Dataset extract —
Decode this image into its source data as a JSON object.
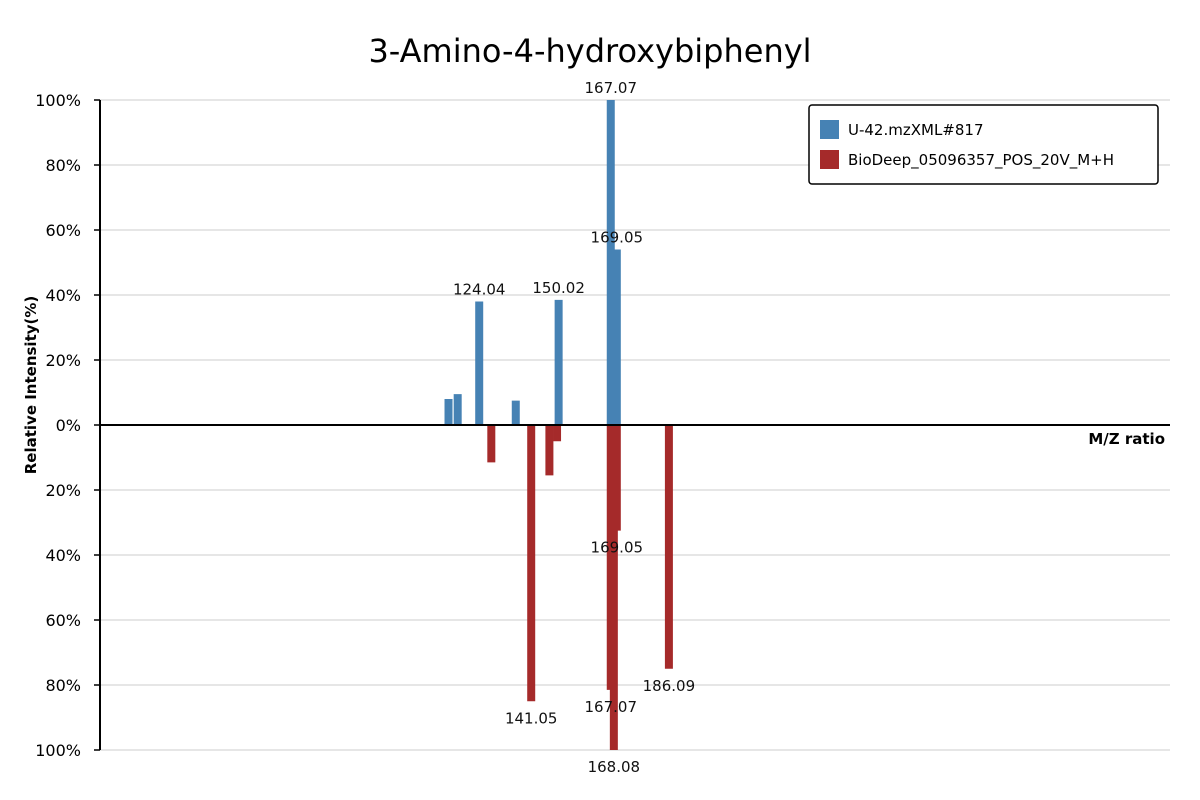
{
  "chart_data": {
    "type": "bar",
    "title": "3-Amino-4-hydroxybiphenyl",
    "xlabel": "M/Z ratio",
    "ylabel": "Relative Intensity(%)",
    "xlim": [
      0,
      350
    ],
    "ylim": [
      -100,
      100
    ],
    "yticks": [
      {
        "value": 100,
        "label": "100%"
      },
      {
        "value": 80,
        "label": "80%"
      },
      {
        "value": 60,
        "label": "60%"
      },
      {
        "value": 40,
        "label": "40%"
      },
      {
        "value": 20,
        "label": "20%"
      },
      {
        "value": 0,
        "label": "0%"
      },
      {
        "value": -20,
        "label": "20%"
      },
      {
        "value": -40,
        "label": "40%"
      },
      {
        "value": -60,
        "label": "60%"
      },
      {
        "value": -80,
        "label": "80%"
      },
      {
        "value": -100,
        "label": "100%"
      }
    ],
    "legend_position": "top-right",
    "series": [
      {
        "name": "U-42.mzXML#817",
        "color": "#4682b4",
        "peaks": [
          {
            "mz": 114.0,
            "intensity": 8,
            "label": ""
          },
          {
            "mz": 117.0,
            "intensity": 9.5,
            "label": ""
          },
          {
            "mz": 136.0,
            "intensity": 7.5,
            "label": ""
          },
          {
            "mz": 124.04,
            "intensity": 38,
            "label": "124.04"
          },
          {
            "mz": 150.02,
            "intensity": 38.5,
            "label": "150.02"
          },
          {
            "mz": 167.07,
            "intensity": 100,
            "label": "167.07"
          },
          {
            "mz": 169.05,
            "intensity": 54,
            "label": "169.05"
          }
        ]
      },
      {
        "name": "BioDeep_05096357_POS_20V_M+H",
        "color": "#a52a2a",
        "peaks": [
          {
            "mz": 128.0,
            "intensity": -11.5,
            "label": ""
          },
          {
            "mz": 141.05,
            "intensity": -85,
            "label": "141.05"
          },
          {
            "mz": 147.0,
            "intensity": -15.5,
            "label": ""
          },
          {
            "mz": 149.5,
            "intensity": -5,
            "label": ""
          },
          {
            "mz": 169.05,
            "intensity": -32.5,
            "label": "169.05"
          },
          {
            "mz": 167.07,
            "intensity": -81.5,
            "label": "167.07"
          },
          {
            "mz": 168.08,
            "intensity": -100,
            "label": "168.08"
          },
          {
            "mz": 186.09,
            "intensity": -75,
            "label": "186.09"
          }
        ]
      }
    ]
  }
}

Stated task — Output the entries above exactly, without their pictures.

The response —
Decode this image into its source data as a JSON object.
{
  "chart_data": {
    "type": "bar",
    "title": "3-Amino-4-hydroxybiphenyl",
    "xlabel": "M/Z ratio",
    "ylabel": "Relative Intensity(%)",
    "xlim": [
      0,
      350
    ],
    "ylim": [
      -100,
      100
    ],
    "yticks": [
      {
        "value": 100,
        "label": "100%"
      },
      {
        "value": 80,
        "label": "80%"
      },
      {
        "value": 60,
        "label": "60%"
      },
      {
        "value": 40,
        "label": "40%"
      },
      {
        "value": 20,
        "label": "20%"
      },
      {
        "value": 0,
        "label": "0%"
      },
      {
        "value": -20,
        "label": "20%"
      },
      {
        "value": -40,
        "label": "40%"
      },
      {
        "value": -60,
        "label": "60%"
      },
      {
        "value": -80,
        "label": "80%"
      },
      {
        "value": -100,
        "label": "100%"
      }
    ],
    "legend_position": "top-right",
    "series": [
      {
        "name": "U-42.mzXML#817",
        "color": "#4682b4",
        "peaks": [
          {
            "mz": 114.0,
            "intensity": 8,
            "label": ""
          },
          {
            "mz": 117.0,
            "intensity": 9.5,
            "label": ""
          },
          {
            "mz": 136.0,
            "intensity": 7.5,
            "label": ""
          },
          {
            "mz": 124.04,
            "intensity": 38,
            "label": "124.04"
          },
          {
            "mz": 150.02,
            "intensity": 38.5,
            "label": "150.02"
          },
          {
            "mz": 167.07,
            "intensity": 100,
            "label": "167.07"
          },
          {
            "mz": 169.05,
            "intensity": 54,
            "label": "169.05"
          }
        ]
      },
      {
        "name": "BioDeep_05096357_POS_20V_M+H",
        "color": "#a52a2a",
        "peaks": [
          {
            "mz": 128.0,
            "intensity": -11.5,
            "label": ""
          },
          {
            "mz": 141.05,
            "intensity": -85,
            "label": "141.05"
          },
          {
            "mz": 147.0,
            "intensity": -15.5,
            "label": ""
          },
          {
            "mz": 149.5,
            "intensity": -5,
            "label": ""
          },
          {
            "mz": 169.05,
            "intensity": -32.5,
            "label": "169.05"
          },
          {
            "mz": 167.07,
            "intensity": -81.5,
            "label": "167.07"
          },
          {
            "mz": 168.08,
            "intensity": -100,
            "label": "168.08"
          },
          {
            "mz": 186.09,
            "intensity": -75,
            "label": "186.09"
          }
        ]
      }
    ]
  }
}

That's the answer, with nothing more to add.